GOAL: Using the listing below, report all lines holding the word "structured".

TASK DATA:
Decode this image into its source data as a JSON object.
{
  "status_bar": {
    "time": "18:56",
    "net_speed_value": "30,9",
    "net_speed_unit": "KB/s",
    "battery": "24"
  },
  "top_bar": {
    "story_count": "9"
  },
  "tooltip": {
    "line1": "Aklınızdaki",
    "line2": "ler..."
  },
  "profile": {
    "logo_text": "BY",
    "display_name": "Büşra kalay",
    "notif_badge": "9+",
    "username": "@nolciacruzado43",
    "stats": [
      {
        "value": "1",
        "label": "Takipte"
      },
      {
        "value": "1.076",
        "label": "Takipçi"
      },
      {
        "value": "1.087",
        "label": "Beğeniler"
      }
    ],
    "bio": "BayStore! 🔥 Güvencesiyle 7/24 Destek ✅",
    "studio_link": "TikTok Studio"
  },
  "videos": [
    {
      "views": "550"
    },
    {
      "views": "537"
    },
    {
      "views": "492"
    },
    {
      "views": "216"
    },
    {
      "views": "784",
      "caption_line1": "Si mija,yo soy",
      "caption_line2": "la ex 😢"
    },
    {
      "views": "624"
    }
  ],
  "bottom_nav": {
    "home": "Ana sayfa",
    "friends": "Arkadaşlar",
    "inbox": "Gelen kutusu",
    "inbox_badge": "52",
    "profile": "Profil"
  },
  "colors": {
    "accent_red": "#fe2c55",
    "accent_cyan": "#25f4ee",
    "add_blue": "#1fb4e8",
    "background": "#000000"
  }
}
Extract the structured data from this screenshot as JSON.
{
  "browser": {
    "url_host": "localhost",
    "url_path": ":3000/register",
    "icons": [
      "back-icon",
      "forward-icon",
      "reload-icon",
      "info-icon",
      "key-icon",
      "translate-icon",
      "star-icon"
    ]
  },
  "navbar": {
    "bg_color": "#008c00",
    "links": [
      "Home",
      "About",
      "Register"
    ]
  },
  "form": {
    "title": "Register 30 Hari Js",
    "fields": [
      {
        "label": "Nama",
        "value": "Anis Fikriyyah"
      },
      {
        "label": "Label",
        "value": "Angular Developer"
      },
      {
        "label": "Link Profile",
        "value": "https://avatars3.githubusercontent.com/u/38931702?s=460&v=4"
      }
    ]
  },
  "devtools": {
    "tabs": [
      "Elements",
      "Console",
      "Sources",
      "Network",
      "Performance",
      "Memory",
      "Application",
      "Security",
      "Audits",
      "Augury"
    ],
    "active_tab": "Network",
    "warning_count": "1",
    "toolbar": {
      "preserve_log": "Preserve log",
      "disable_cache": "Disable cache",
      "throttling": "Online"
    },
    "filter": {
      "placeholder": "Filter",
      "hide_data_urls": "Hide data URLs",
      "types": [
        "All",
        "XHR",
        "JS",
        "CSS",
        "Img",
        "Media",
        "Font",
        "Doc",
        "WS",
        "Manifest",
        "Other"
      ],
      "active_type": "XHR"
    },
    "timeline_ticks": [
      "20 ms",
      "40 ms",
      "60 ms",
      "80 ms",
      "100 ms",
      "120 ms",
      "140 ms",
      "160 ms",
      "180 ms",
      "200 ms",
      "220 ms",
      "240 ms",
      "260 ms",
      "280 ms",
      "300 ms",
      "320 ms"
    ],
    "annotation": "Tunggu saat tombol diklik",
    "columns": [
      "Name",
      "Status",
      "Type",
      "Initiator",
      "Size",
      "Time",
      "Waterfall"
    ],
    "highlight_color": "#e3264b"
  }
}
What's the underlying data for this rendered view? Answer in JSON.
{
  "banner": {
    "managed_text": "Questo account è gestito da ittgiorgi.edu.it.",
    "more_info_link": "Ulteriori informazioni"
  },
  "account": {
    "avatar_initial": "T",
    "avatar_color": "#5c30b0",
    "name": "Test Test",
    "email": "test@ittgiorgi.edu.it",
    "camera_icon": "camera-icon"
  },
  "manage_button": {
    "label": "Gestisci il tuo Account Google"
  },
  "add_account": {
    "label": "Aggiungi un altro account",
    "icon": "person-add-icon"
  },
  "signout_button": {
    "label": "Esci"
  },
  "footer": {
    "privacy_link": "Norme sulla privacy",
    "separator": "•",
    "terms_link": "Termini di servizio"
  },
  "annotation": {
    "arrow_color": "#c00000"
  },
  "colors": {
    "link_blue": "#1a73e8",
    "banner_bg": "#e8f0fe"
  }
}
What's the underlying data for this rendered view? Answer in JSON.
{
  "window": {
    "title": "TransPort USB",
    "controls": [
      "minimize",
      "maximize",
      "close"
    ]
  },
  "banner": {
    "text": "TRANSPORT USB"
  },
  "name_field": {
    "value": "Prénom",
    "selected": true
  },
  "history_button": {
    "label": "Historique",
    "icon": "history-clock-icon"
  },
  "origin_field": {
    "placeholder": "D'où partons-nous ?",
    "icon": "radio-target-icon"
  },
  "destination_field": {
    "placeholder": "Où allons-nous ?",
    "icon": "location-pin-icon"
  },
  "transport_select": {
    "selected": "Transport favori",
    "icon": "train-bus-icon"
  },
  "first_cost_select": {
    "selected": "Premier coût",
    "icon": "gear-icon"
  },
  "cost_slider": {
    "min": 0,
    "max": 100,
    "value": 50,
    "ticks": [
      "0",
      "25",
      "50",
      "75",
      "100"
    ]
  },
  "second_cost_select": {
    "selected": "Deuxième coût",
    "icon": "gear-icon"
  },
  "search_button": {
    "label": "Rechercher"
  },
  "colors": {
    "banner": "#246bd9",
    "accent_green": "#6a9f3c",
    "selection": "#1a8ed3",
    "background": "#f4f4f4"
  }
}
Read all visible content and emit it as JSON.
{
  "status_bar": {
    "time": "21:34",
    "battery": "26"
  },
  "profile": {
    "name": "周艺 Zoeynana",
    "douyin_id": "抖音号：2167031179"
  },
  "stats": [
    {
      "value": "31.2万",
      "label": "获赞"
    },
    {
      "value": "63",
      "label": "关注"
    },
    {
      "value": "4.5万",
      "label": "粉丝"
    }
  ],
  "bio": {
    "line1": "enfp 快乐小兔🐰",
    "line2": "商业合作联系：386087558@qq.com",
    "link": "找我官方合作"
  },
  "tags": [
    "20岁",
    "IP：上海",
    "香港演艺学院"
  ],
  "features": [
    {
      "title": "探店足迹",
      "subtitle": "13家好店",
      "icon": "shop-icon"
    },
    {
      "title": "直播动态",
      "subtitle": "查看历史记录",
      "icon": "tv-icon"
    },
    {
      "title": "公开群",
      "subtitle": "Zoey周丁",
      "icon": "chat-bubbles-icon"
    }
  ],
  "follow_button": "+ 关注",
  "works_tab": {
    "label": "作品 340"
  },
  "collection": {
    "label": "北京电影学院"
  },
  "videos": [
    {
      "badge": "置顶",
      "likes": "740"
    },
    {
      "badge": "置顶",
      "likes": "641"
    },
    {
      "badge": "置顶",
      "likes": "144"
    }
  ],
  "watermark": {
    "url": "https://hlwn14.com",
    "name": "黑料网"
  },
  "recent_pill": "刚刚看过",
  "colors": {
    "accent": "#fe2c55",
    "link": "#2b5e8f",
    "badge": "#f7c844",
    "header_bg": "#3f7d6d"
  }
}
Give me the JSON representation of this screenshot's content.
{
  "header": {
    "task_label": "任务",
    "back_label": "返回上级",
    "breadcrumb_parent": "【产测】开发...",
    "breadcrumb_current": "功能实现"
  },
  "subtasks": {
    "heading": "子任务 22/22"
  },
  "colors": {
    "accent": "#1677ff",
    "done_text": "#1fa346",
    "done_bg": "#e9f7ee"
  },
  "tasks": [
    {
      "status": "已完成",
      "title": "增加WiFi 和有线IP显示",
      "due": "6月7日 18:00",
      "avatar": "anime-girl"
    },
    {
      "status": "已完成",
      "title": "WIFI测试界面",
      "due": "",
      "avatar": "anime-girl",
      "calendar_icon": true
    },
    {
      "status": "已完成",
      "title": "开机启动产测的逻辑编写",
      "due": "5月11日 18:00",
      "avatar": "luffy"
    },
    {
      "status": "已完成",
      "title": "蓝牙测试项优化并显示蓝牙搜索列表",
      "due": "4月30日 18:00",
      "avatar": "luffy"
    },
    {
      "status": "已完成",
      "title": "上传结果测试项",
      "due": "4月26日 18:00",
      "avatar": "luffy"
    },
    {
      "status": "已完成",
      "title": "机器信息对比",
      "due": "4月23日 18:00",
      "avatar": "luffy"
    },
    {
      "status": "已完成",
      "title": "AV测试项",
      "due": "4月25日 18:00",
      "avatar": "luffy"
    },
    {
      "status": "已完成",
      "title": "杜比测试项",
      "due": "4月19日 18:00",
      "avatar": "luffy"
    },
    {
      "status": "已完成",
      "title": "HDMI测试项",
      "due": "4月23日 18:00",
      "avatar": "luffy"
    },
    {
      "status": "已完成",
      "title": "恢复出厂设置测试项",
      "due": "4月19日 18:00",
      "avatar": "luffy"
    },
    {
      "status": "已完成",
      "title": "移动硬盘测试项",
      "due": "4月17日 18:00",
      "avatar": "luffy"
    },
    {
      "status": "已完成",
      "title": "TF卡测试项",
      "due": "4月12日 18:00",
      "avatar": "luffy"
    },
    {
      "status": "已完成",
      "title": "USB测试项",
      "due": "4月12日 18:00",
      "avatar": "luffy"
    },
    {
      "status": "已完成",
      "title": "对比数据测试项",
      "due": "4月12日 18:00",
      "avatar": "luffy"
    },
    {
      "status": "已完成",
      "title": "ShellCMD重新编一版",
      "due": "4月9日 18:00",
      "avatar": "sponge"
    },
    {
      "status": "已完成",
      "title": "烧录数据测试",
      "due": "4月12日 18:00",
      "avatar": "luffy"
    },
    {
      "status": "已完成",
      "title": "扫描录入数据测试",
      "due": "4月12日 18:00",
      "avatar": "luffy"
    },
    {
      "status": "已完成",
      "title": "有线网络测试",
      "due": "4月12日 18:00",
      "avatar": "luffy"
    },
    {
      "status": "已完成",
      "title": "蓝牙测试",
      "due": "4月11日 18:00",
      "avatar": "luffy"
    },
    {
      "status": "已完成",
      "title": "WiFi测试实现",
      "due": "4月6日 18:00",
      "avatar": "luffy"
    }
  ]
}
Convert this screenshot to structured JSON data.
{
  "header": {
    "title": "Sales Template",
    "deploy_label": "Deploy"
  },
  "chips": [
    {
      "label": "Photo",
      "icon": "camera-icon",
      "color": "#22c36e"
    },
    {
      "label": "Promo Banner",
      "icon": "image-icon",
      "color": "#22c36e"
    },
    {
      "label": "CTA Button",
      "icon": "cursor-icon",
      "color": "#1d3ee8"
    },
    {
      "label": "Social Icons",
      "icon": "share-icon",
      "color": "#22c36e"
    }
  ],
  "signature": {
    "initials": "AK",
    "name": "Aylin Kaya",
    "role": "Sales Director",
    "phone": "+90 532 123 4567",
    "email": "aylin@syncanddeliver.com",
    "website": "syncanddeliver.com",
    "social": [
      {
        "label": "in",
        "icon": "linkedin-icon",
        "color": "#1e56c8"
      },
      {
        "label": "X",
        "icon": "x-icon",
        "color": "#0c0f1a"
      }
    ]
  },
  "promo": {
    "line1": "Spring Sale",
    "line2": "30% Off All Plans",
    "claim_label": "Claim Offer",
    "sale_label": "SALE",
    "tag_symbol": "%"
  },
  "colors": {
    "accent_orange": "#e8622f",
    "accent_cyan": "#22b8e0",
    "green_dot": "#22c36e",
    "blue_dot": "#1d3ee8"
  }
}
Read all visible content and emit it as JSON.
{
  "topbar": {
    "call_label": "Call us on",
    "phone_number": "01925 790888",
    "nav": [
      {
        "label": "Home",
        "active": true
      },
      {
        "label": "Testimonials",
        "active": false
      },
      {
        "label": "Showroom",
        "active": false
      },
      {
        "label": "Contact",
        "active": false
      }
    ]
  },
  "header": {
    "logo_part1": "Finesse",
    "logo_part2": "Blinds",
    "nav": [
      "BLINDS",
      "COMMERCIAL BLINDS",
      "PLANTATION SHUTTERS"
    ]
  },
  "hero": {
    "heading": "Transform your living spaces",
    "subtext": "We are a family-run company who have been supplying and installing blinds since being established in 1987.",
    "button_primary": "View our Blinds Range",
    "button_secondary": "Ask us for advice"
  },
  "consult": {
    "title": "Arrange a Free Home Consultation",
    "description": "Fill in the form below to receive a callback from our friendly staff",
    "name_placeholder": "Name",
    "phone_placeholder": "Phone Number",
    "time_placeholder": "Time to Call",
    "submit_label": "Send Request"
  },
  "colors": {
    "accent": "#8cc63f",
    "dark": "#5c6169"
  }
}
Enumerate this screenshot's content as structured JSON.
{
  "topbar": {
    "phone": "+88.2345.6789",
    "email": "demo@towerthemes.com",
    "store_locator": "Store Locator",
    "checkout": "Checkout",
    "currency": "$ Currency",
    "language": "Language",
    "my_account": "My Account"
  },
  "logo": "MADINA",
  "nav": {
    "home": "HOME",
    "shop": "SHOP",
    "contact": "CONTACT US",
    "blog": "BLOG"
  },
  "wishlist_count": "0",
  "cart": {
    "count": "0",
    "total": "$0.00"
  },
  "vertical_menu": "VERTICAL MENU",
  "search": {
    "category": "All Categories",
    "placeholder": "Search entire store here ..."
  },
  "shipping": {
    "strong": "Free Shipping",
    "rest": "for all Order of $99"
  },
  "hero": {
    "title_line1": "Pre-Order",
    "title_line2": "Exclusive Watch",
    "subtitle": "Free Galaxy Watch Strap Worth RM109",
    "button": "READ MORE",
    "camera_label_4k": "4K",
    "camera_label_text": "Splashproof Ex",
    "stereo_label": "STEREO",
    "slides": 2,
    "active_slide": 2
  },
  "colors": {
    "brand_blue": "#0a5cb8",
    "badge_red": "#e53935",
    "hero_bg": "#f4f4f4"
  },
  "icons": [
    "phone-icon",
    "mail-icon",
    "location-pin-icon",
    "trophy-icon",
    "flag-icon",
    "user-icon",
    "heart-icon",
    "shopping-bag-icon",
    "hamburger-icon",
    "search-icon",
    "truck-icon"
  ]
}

RESPONSE:
Extract the structured data from this screenshot as JSON.
Convert this screenshot to structured JSON data.
Enumerate this screenshot's content as structured JSON.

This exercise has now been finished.